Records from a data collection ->

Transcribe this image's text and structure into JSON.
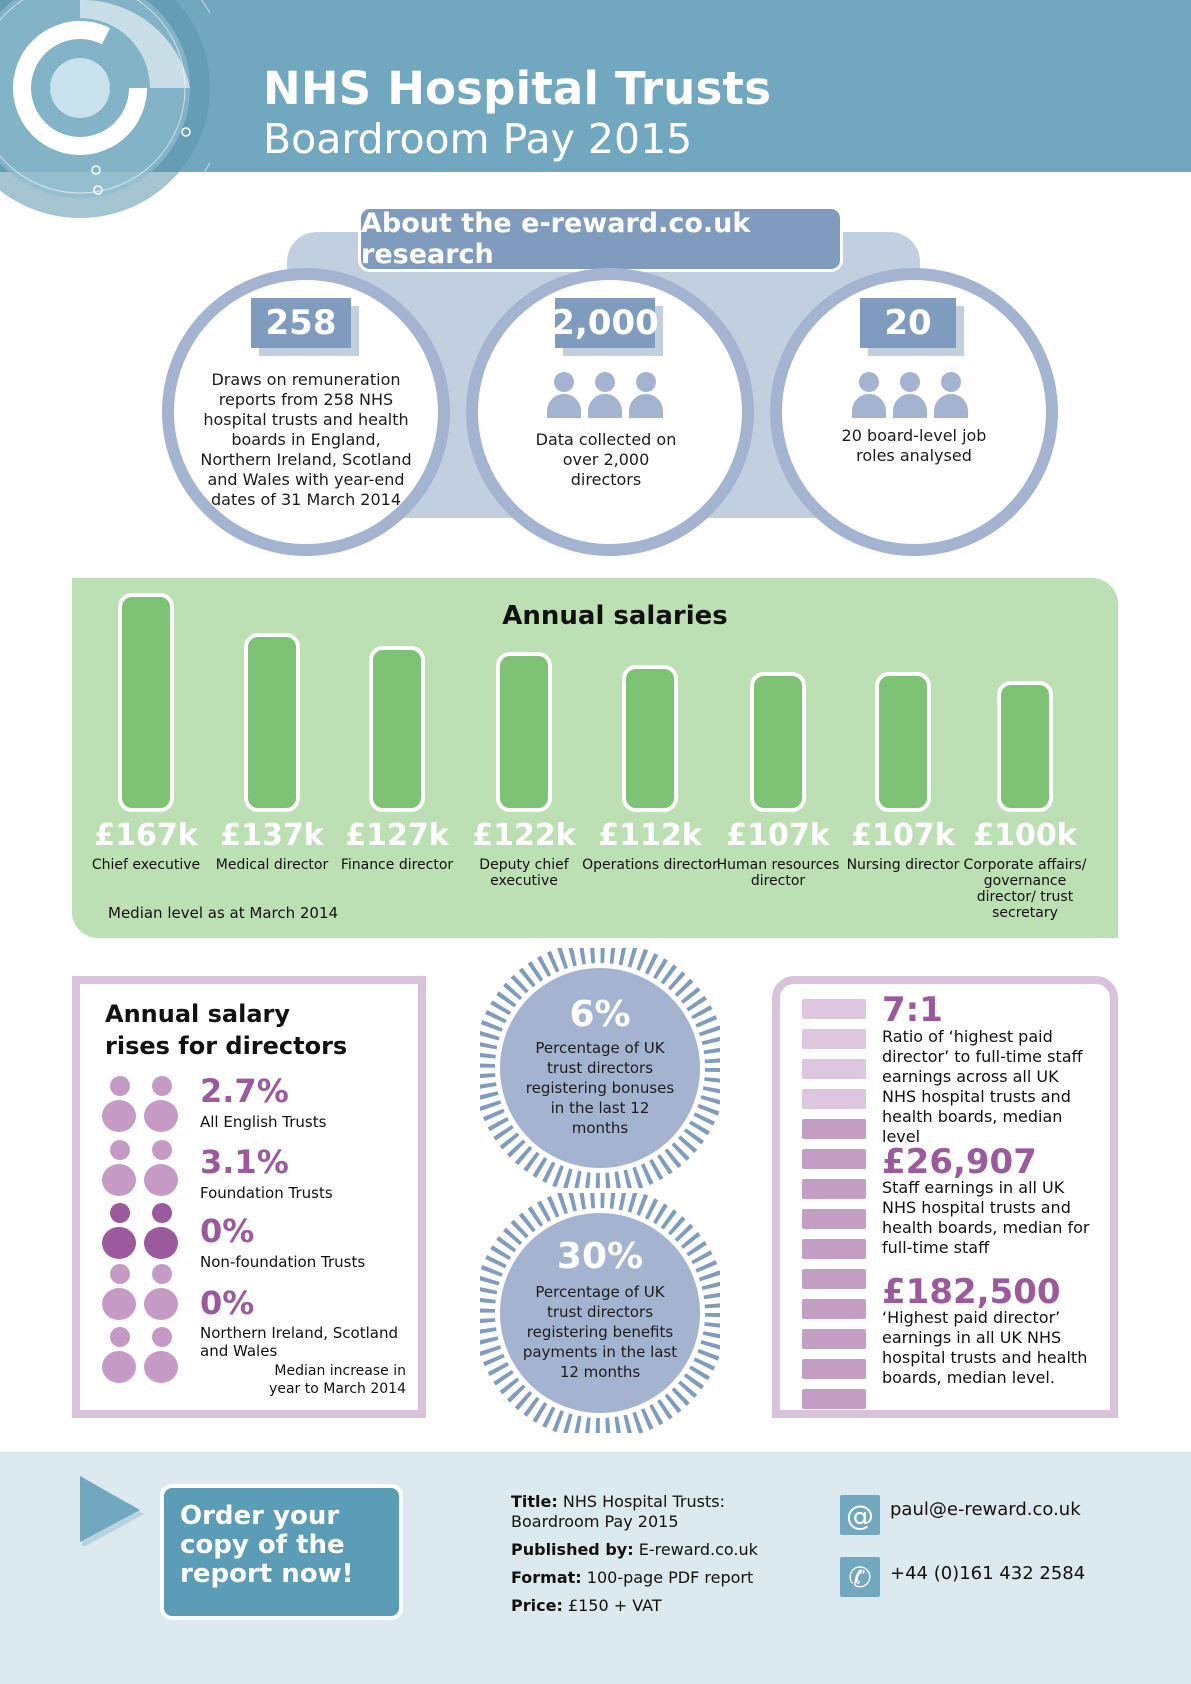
{
  "header": {
    "title": "NHS Hospital Trusts",
    "subtitle": "Boardroom Pay 2015"
  },
  "about": {
    "heading": "About the e-reward.co.uk research",
    "items": [
      {
        "number": "258",
        "text": "Draws on remuneration reports from 258 NHS hospital trusts and health boards in England, Northern Ireland, Scotland and Wales with year-end dates of 31 March 2014"
      },
      {
        "number": "2,000",
        "text": "Data collected on over 2,000 directors",
        "icon": "people-icon"
      },
      {
        "number": "20",
        "text": "20 board-level job roles analysed",
        "icon": "people-icon"
      }
    ]
  },
  "chart_data": {
    "type": "bar",
    "title": "Annual salaries",
    "note": "Median level as at March 2014",
    "unit": "£k",
    "categories": [
      "Chief executive",
      "Medical director",
      "Finance director",
      "Deputy chief executive",
      "Operations director",
      "Human resources director",
      "Nursing director",
      "Corporate affairs/ governance director/ trust secretary"
    ],
    "values": [
      167,
      137,
      127,
      122,
      112,
      107,
      107,
      100
    ],
    "value_labels": [
      "£167k",
      "£137k",
      "£127k",
      "£122k",
      "£112k",
      "£107k",
      "£107k",
      "£100k"
    ],
    "bar_color": "#7ec276",
    "grid": false
  },
  "rises": {
    "title": "Annual salary rises for directors",
    "items": [
      {
        "pct": "2.7%",
        "label": "All English Trusts"
      },
      {
        "pct": "3.1%",
        "label": "Foundation Trusts"
      },
      {
        "pct": "0%",
        "label": "Non-foundation Trusts"
      },
      {
        "pct": "0%",
        "label": "Northern Ireland, Scotland and Wales"
      }
    ],
    "note": "Median increase in year to March 2014",
    "accent_color": "#9a5a9b"
  },
  "badges": [
    {
      "pct": "6%",
      "text": "Percentage of UK trust directors registering bonuses in the last 12 months"
    },
    {
      "pct": "30%",
      "text": "Percentage of UK trust directors registering benefits payments in the last 12 months"
    }
  ],
  "pay_ratio": {
    "items": [
      {
        "big": "7:1",
        "text": "Ratio of ‘highest paid director’ to full-time staff earnings across all UK NHS hospital trusts and health boards, median level"
      },
      {
        "big": "£26,907",
        "text": "Staff earnings in all UK NHS hospital trusts and health boards, median for full-time staff"
      },
      {
        "big": "£182,500",
        "text": "‘Highest paid director’ earnings in all UK NHS hospital trusts and health boards, median level."
      }
    ],
    "ratio_counts": {
      "director": 7,
      "staff": 1
    }
  },
  "footer": {
    "order_cta": "Order your copy of the report now!",
    "title_label": "Title:",
    "title_value": "NHS Hospital Trusts: Boardroom Pay 2015",
    "published_label": "Published by:",
    "published_value": "E-reward.co.uk",
    "format_label": "Format:",
    "format_value": "100-page PDF report",
    "price_label": "Price:",
    "price_value": "£150 + VAT",
    "email": "paul@e-reward.co.uk",
    "phone": "+44 (0)161 432 2584"
  },
  "colors": {
    "header_bg": "#72a8bf",
    "about_accent": "#7f9bbd",
    "salary_panel": "#bcdfb3",
    "purple_accent": "#9a5a9b",
    "footer_bg": "#dce9ef"
  }
}
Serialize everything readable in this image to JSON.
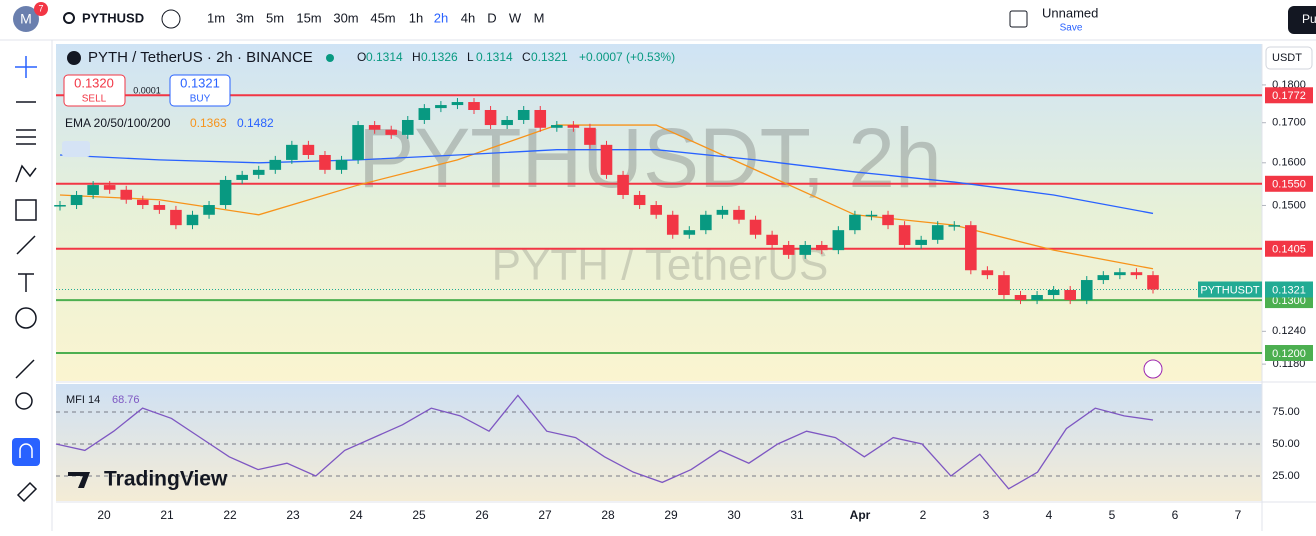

What you are asked to do ->
Pictures don't belong in the copy. Transcribe every record exactly as it appears.

Full answer ->
Transcribe this image's text and structure into JSON.
{
  "header": {
    "title": "NHS Hospital Trusts",
    "subtitle": "Boardroom Pay 2015"
  },
  "about": {
    "heading": "About the e-reward.co.uk research",
    "items": [
      {
        "number": "258",
        "text": "Draws on remuneration reports from 258 NHS hospital trusts and health boards in England, Northern Ireland, Scotland and Wales with year-end dates of 31 March 2014"
      },
      {
        "number": "2,000",
        "text": "Data collected on over 2,000 directors",
        "icon": "people-icon"
      },
      {
        "number": "20",
        "text": "20 board-level job roles analysed",
        "icon": "people-icon"
      }
    ]
  },
  "chart_data": {
    "type": "bar",
    "title": "Annual salaries",
    "note": "Median level as at March 2014",
    "unit": "£k",
    "categories": [
      "Chief executive",
      "Medical director",
      "Finance director",
      "Deputy chief executive",
      "Operations director",
      "Human resources director",
      "Nursing director",
      "Corporate affairs/ governance director/ trust secretary"
    ],
    "values": [
      167,
      137,
      127,
      122,
      112,
      107,
      107,
      100
    ],
    "value_labels": [
      "£167k",
      "£137k",
      "£127k",
      "£122k",
      "£112k",
      "£107k",
      "£107k",
      "£100k"
    ],
    "bar_color": "#7ec276",
    "grid": false
  },
  "rises": {
    "title": "Annual salary rises for directors",
    "items": [
      {
        "pct": "2.7%",
        "label": "All English Trusts"
      },
      {
        "pct": "3.1%",
        "label": "Foundation Trusts"
      },
      {
        "pct": "0%",
        "label": "Non-foundation Trusts"
      },
      {
        "pct": "0%",
        "label": "Northern Ireland, Scotland and Wales"
      }
    ],
    "note": "Median increase in year to March 2014",
    "accent_color": "#9a5a9b"
  },
  "badges": [
    {
      "pct": "6%",
      "text": "Percentage of UK trust directors registering bonuses in the last 12 months"
    },
    {
      "pct": "30%",
      "text": "Percentage of UK trust directors registering benefits payments in the last 12 months"
    }
  ],
  "pay_ratio": {
    "items": [
      {
        "big": "7:1",
        "text": "Ratio of ‘highest paid director’ to full-time staff earnings across all UK NHS hospital trusts and health boards, median level"
      },
      {
        "big": "£26,907",
        "text": "Staff earnings in all UK NHS hospital trusts and health boards, median for full-time staff"
      },
      {
        "big": "£182,500",
        "text": "‘Highest paid director’ earnings in all UK NHS hospital trusts and health boards, median level."
      }
    ],
    "ratio_counts": {
      "director": 7,
      "staff": 1
    }
  },
  "footer": {
    "order_cta": "Order your copy of the report now!",
    "title_label": "Title:",
    "title_value": "NHS Hospital Trusts: Boardroom Pay 2015",
    "published_label": "Published by:",
    "published_value": "E-reward.co.uk",
    "format_label": "Format:",
    "format_value": "100-page PDF report",
    "price_label": "Price:",
    "price_value": "£150 + VAT",
    "email": "paul@e-reward.co.uk",
    "phone": "+44 (0)161 432 2584"
  },
  "colors": {
    "header_bg": "#72a8bf",
    "about_accent": "#7f9bbd",
    "salary_panel": "#bcdfb3",
    "purple_accent": "#9a5a9b",
    "footer_bg": "#dce9ef"
  }
}
Serialize everything readable in this image to JSON.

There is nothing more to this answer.